> **DATASET RECORDS**
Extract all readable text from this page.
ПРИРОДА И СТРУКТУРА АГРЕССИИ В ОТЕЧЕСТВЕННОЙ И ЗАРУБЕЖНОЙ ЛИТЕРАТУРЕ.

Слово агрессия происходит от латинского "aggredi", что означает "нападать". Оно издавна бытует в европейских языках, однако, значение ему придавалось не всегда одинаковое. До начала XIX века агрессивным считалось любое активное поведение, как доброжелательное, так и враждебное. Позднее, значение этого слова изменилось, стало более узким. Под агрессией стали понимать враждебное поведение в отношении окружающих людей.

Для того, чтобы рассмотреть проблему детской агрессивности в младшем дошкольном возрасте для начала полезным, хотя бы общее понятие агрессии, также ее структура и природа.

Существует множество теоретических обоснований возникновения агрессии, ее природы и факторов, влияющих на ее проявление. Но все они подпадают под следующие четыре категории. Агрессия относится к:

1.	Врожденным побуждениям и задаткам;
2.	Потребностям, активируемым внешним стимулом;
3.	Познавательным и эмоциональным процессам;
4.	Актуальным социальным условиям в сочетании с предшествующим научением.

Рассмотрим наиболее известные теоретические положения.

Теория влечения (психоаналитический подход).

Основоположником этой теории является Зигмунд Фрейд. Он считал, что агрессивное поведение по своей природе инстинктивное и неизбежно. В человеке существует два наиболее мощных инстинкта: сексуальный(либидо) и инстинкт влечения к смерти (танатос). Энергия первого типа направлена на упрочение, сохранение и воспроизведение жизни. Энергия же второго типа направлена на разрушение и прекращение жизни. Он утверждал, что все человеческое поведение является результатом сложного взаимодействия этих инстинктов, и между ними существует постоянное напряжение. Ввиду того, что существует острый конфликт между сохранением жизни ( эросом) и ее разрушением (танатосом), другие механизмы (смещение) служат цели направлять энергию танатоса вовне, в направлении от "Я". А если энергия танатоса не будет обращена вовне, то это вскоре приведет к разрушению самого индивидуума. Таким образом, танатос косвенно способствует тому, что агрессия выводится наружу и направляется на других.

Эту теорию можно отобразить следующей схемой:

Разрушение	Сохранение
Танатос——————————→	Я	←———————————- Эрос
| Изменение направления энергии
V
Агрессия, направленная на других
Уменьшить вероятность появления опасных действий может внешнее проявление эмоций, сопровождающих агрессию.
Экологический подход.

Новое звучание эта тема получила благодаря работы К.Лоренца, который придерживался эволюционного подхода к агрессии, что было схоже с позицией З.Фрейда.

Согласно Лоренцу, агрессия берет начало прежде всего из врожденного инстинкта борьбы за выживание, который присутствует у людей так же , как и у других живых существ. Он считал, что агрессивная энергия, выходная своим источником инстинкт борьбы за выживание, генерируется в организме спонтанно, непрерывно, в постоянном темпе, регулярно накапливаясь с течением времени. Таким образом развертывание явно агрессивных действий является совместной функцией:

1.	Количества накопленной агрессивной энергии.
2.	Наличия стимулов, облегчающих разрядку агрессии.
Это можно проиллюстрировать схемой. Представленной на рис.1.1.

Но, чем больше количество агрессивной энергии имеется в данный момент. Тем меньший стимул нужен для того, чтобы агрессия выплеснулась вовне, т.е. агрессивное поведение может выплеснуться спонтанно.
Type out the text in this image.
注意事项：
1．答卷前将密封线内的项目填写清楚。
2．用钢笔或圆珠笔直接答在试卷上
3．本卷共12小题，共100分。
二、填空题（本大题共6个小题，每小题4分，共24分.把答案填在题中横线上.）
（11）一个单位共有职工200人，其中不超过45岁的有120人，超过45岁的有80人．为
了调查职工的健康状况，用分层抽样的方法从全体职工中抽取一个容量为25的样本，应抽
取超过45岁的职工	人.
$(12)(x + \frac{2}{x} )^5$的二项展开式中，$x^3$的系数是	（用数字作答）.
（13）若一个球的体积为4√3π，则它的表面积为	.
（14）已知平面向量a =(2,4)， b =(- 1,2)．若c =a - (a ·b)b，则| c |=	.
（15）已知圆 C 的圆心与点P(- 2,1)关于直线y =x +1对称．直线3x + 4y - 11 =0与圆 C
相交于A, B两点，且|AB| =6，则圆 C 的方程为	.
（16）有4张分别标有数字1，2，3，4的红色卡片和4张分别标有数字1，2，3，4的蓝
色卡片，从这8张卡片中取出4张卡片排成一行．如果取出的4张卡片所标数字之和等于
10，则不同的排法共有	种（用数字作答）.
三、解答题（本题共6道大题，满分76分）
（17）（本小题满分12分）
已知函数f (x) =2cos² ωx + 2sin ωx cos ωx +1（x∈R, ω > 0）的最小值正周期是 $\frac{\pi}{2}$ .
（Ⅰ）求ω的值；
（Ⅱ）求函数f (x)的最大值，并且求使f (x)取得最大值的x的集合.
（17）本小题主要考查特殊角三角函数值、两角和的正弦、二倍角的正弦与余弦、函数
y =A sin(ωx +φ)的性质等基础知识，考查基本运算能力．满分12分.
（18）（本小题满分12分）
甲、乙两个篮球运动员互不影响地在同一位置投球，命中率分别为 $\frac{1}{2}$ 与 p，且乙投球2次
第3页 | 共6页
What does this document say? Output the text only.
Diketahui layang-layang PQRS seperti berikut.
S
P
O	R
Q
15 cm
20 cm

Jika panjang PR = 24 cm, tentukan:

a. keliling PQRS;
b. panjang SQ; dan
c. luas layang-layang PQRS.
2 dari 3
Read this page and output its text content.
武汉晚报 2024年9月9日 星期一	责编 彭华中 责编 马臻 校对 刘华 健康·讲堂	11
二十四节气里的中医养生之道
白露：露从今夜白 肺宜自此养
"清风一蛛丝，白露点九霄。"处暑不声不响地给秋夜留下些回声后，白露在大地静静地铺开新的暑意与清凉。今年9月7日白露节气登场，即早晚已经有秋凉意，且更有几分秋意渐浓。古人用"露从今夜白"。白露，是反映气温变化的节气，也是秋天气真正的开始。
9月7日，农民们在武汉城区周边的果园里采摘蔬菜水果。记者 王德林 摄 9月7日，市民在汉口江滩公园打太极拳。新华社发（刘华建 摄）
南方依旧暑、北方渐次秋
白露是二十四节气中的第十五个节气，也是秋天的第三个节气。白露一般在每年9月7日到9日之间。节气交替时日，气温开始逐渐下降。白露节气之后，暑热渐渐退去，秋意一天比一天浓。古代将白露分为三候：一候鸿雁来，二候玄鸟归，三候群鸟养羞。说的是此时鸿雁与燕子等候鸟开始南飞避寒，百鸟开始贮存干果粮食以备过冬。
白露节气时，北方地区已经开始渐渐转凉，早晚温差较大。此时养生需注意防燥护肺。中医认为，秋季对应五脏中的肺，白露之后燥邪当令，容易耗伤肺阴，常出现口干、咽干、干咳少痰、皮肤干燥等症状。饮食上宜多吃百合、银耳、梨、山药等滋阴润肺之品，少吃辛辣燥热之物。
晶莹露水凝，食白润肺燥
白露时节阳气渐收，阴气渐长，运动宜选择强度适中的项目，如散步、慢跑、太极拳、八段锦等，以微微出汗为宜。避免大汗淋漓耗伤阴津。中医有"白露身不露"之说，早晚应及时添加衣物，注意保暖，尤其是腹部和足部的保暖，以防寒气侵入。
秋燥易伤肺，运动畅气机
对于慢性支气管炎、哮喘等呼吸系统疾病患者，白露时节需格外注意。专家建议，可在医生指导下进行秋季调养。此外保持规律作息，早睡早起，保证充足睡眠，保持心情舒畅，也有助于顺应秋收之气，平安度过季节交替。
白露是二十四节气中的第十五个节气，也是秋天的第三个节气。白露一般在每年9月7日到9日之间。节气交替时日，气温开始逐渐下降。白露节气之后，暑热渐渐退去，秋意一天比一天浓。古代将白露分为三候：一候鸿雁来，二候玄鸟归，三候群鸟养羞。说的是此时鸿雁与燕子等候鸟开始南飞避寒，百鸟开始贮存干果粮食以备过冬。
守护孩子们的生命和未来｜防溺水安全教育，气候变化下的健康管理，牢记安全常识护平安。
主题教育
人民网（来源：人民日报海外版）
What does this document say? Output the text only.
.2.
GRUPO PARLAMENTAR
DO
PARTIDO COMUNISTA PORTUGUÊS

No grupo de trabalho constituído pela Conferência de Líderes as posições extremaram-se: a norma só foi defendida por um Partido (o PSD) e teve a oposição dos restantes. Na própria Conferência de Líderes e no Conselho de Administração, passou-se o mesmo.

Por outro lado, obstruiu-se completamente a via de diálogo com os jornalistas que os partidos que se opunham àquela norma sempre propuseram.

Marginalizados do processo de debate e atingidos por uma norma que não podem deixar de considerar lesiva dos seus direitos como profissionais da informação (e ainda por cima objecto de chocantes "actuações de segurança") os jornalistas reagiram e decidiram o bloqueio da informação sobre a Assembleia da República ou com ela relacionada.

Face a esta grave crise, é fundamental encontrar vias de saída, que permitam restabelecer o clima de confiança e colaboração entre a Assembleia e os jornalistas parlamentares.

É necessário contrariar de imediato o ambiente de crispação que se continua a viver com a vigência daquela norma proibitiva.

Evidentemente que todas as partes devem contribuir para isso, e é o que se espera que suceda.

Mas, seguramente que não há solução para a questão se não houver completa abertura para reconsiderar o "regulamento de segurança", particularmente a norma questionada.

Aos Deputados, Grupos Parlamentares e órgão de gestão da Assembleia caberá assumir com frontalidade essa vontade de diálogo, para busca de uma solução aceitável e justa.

> **GOAL**
Scan the lines for the string "露从今夜白". Copy out each line that matches.

> **ANSWER TO THIS EXERCISE**
白露：露从今夜白 肺宜自此养
"清风一蛛丝，白露点九霄。"处暑不声不响地给秋夜留下些回声后，白露在大地静静地铺开新的暑意与清凉。今年9月7日白露节气登场，即早晚已经有秋凉意，且更有几分秋意渐浓。古人用"露从今夜白"。白露，是反映气温变化的节气，也是秋天气真正的开始。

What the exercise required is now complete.